**REQUIRED WORK**
Each record below should appear again exactly as written.

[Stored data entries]
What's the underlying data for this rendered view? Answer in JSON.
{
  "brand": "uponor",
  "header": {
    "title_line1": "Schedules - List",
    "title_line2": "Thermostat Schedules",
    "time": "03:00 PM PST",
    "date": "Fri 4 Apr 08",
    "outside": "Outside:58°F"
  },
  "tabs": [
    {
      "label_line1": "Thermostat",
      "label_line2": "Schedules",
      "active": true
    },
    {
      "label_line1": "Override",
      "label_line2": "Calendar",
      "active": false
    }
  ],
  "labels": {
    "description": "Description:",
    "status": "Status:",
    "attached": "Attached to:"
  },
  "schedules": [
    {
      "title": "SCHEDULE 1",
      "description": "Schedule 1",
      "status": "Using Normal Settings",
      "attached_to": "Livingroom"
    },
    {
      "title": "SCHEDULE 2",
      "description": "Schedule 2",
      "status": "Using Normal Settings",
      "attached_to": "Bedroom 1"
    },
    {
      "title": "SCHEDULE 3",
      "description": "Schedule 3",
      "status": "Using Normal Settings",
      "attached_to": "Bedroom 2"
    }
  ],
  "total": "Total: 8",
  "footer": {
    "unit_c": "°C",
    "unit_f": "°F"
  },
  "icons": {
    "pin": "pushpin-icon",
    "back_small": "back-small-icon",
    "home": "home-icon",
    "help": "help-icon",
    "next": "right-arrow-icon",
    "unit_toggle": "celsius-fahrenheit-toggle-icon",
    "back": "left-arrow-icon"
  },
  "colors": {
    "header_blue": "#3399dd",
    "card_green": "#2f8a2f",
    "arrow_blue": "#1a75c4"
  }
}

**COMPLETE RESPONSE**
What's the underlying data for this rendered view? Answer in JSON.
{
  "brand": "uponor",
  "header": {
    "title_line1": "Schedules - List",
    "title_line2": "Thermostat Schedules",
    "time": "03:00 PM PST",
    "date": "Fri 4 Apr 08",
    "outside": "Outside:58°F"
  },
  "tabs": [
    {
      "label_line1": "Thermostat",
      "label_line2": "Schedules",
      "active": true
    },
    {
      "label_line1": "Override",
      "label_line2": "Calendar",
      "active": false
    }
  ],
  "labels": {
    "description": "Description:",
    "status": "Status:",
    "attached": "Attached to:"
  },
  "schedules": [
    {
      "title": "SCHEDULE 1",
      "description": "Schedule 1",
      "status": "Using Normal Settings",
      "attached_to": "Livingroom"
    },
    {
      "title": "SCHEDULE 2",
      "description": "Schedule 2",
      "status": "Using Normal Settings",
      "attached_to": "Bedroom 1"
    },
    {
      "title": "SCHEDULE 3",
      "description": "Schedule 3",
      "status": "Using Normal Settings",
      "attached_to": "Bedroom 2"
    }
  ],
  "total": "Total: 8",
  "footer": {
    "unit_c": "°C",
    "unit_f": "°F"
  },
  "icons": {
    "pin": "pushpin-icon",
    "back_small": "back-small-icon",
    "home": "home-icon",
    "help": "help-icon",
    "next": "right-arrow-icon",
    "unit_toggle": "celsius-fahrenheit-toggle-icon",
    "back": "left-arrow-icon"
  },
  "colors": {
    "header_blue": "#3399dd",
    "card_green": "#2f8a2f",
    "arrow_blue": "#1a75c4"
  }
}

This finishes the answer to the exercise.